>> BEGIN Data lines

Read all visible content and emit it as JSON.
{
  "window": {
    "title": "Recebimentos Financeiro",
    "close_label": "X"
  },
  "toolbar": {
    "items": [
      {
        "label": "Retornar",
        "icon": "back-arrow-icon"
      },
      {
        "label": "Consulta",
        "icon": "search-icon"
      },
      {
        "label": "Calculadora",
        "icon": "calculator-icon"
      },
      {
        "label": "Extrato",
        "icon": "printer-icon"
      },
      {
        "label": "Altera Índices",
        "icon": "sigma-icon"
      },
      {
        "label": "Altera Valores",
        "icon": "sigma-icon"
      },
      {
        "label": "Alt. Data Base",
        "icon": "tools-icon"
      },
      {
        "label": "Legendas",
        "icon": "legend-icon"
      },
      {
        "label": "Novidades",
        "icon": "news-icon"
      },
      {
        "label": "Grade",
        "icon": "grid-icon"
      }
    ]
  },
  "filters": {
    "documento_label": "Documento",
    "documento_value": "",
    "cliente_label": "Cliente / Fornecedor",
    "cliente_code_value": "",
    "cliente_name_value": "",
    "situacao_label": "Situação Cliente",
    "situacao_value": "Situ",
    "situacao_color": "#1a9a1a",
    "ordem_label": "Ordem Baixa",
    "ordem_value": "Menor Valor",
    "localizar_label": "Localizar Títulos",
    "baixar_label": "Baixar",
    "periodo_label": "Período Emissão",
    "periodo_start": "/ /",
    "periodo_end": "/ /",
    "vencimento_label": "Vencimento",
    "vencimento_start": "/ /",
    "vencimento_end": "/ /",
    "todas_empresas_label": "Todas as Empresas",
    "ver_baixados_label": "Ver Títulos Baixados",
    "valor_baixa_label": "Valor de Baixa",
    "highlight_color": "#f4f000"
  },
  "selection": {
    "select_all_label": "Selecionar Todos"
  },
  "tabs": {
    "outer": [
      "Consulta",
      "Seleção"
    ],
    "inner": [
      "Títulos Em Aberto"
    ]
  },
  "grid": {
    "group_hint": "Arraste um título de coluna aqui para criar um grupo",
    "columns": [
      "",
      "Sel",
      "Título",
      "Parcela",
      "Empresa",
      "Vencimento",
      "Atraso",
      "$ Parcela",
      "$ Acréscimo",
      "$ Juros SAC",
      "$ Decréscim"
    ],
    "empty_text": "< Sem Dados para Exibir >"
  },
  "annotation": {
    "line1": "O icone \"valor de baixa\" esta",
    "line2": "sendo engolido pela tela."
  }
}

>> END Data lines

» **Task to complete**:
Quote every record above exactly.

» **Solution for this problem**:
Read all visible content and emit it as JSON.
{
  "window": {
    "title": "Recebimentos Financeiro",
    "close_label": "X"
  },
  "toolbar": {
    "items": [
      {
        "label": "Retornar",
        "icon": "back-arrow-icon"
      },
      {
        "label": "Consulta",
        "icon": "search-icon"
      },
      {
        "label": "Calculadora",
        "icon": "calculator-icon"
      },
      {
        "label": "Extrato",
        "icon": "printer-icon"
      },
      {
        "label": "Altera Índices",
        "icon": "sigma-icon"
      },
      {
        "label": "Altera Valores",
        "icon": "sigma-icon"
      },
      {
        "label": "Alt. Data Base",
        "icon": "tools-icon"
      },
      {
        "label": "Legendas",
        "icon": "legend-icon"
      },
      {
        "label": "Novidades",
        "icon": "news-icon"
      },
      {
        "label": "Grade",
        "icon": "grid-icon"
      }
    ]
  },
  "filters": {
    "documento_label": "Documento",
    "documento_value": "",
    "cliente_label": "Cliente / Fornecedor",
    "cliente_code_value": "",
    "cliente_name_value": "",
    "situacao_label": "Situação Cliente",
    "situacao_value": "Situ",
    "situacao_color": "#1a9a1a",
    "ordem_label": "Ordem Baixa",
    "ordem_value": "Menor Valor",
    "localizar_label": "Localizar Títulos",
    "baixar_label": "Baixar",
    "periodo_label": "Período Emissão",
    "periodo_start": "/ /",
    "periodo_end": "/ /",
    "vencimento_label": "Vencimento",
    "vencimento_start": "/ /",
    "vencimento_end": "/ /",
    "todas_empresas_label": "Todas as Empresas",
    "ver_baixados_label": "Ver Títulos Baixados",
    "valor_baixa_label": "Valor de Baixa",
    "highlight_color": "#f4f000"
  },
  "selection": {
    "select_all_label": "Selecionar Todos"
  },
  "tabs": {
    "outer": [
      "Consulta",
      "Seleção"
    ],
    "inner": [
      "Títulos Em Aberto"
    ]
  },
  "grid": {
    "group_hint": "Arraste um título de coluna aqui para criar um grupo",
    "columns": [
      "",
      "Sel",
      "Título",
      "Parcela",
      "Empresa",
      "Vencimento",
      "Atraso",
      "$ Parcela",
      "$ Acréscimo",
      "$ Juros SAC",
      "$ Decréscim"
    ],
    "empty_text": "< Sem Dados para Exibir >"
  },
  "annotation": {
    "line1": "O icone \"valor de baixa\" esta",
    "line2": "sendo engolido pela tela."
  }
}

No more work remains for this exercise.